• **Exercise objective**: Scan the listing below. Report each line that includes "Poema".

[Data excerpts]
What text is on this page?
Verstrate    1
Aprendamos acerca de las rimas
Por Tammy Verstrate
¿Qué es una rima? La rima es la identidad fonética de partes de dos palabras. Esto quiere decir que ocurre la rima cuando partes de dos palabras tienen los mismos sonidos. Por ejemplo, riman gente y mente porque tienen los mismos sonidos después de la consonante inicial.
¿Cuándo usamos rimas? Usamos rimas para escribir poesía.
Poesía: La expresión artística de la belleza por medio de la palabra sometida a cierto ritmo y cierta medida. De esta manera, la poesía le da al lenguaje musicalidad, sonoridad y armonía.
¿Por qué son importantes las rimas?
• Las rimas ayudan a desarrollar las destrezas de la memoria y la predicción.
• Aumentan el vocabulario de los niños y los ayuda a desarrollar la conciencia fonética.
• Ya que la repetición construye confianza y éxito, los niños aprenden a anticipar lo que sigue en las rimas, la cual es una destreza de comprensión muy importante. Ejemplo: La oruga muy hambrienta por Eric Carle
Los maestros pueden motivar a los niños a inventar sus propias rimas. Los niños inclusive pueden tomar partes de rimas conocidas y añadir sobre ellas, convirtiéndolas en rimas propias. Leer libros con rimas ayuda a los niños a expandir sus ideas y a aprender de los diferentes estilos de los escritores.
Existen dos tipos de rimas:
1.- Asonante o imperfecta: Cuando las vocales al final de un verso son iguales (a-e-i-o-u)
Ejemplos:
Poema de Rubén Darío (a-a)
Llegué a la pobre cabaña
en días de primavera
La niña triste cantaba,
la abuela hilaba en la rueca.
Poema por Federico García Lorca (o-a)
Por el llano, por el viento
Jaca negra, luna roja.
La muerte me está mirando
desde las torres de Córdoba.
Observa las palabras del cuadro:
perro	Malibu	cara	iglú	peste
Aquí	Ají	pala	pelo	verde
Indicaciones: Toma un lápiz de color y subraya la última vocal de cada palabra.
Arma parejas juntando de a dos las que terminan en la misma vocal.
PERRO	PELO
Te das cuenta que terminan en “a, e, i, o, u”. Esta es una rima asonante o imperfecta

• **Correct output**:
Poema de Rubén Darío (a-a)
Poema por Federico García Lorca (o-a)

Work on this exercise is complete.